### [TEXT PASSAGE]
= = = =
With the increased importance of benchmark performance, compiler development teams are encouraged to aggressive (or even heroic) efforts to optimize performance on these programs. The only reason they do so is that vendors and users (and compiler product managers) place artificial importance on certain benchmark results. Yet, these optimizations, while impressive, may be of little value, or no value, or even negative value among the more general user domain, or even on the same program with different inputs. As shown here for ART, the value of the optimization may decrease to essentially zero as the architecture progresses.
= = = =
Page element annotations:

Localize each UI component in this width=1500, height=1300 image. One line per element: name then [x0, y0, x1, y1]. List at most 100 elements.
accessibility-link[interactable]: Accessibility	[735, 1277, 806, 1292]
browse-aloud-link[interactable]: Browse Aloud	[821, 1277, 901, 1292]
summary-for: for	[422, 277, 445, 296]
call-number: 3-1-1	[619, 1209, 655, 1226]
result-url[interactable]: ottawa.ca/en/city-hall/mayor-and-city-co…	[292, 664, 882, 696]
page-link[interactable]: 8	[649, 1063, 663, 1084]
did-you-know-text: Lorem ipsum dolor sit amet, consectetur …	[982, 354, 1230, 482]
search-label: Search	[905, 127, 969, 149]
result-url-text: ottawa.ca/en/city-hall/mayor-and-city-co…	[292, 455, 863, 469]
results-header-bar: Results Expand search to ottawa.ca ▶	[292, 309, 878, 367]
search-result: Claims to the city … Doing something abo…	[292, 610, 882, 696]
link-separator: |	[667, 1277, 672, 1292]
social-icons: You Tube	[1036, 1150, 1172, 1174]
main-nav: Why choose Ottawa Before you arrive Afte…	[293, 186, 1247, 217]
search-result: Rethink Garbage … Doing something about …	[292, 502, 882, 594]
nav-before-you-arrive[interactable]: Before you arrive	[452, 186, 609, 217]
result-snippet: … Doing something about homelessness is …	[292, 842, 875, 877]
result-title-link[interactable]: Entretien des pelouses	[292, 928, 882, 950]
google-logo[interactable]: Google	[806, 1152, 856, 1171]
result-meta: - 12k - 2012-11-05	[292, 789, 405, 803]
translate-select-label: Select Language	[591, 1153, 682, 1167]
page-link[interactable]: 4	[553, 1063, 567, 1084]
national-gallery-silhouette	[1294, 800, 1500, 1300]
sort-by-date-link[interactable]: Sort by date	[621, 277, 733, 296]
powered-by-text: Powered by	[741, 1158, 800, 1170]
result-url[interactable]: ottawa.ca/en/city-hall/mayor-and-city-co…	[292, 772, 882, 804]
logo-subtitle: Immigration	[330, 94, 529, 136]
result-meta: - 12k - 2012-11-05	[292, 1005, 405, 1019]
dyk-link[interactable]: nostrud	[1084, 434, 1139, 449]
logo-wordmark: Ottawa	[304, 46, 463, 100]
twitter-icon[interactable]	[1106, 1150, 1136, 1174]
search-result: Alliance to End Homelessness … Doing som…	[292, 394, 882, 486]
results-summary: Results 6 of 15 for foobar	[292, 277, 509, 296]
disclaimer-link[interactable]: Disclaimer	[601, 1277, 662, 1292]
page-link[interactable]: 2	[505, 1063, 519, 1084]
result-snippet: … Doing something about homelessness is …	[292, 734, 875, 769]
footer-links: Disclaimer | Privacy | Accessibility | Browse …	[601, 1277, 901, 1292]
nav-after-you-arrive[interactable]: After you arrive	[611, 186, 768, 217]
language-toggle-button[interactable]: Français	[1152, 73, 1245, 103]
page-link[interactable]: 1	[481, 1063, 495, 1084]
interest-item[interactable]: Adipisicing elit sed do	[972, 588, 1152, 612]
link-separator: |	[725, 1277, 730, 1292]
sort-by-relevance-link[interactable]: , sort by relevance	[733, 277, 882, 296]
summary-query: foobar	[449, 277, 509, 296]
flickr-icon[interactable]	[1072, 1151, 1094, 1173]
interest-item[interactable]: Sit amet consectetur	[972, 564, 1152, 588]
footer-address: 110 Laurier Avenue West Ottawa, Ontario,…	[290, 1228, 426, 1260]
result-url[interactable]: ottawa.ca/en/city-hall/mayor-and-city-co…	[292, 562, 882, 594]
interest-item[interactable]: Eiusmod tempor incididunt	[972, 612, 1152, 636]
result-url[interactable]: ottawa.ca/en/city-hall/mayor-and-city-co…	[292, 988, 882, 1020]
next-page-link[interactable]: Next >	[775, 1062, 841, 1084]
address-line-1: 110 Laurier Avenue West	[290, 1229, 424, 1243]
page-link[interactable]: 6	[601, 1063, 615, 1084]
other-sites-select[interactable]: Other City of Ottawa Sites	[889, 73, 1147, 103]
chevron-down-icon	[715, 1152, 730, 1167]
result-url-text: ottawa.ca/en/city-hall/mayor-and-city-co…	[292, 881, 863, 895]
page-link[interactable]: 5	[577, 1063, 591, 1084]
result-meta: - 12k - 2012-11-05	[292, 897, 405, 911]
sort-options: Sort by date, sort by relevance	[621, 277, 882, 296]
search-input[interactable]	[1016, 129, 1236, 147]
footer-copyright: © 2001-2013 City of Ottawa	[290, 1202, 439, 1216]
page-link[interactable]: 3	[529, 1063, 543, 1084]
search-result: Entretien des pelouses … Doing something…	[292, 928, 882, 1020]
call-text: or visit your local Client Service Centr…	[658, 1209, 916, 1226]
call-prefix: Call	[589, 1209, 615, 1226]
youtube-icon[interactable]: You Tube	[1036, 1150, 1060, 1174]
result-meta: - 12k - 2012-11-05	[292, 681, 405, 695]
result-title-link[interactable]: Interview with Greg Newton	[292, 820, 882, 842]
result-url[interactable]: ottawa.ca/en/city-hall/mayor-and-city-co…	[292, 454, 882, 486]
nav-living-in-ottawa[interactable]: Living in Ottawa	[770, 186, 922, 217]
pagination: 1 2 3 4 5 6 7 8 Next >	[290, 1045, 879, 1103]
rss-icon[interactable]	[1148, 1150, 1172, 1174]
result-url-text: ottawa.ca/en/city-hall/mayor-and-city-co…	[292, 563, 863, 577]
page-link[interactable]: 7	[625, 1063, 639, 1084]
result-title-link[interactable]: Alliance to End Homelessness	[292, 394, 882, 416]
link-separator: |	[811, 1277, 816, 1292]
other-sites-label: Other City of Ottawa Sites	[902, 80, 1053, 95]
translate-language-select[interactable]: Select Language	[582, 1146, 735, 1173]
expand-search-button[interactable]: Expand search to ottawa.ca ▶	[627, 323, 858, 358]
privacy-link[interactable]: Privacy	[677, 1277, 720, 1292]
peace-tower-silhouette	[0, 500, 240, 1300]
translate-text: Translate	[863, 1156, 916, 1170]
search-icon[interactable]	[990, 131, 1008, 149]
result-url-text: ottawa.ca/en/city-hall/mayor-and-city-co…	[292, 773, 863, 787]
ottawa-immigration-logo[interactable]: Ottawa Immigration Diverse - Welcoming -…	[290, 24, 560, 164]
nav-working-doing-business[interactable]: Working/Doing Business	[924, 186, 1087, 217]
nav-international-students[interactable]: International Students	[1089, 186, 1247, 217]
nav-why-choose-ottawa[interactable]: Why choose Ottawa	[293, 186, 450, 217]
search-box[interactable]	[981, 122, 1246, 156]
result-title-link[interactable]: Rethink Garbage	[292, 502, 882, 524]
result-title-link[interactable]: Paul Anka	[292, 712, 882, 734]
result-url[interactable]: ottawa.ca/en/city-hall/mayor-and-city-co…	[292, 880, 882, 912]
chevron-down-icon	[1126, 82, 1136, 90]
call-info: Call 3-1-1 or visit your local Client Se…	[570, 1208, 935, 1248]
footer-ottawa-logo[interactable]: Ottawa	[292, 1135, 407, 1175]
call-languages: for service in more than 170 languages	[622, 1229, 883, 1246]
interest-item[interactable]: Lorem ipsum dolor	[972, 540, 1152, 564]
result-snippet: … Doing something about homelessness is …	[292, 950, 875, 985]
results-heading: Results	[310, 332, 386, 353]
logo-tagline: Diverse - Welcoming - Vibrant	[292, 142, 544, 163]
= = = =
### [OBJECTIVE A]
Return the passage on benchmark-driven compiler optimization, starting at "With the increased" and ending at "the architecture progresses.".
### [OBJECTIVE B]
In the passage on benchmark-driven compiler optimization, what does the case of ART show can happen to the value of the optimization as the architecture progresses?
The rows aren't needed for this.

### [CORRECT RESPONSE A]
With the increased importance of benchmark performance, compiler development teams are encouraged to aggressive (or even heroic) efforts to optimize performance on these programs. The only reason they do so is that vendors and users (and compiler product managers) place artificial importance on certain benchmark results. Yet, these optimizations, while impressive, may be of little value, or no value, or even negative value among the more general user domain, or even on the same program with different inputs. As shown here for ART, the value of the optimization may decrease to essentially zero as the architecture progresses.

### [CORRECT RESPONSE B]
It may decrease to essentially zero.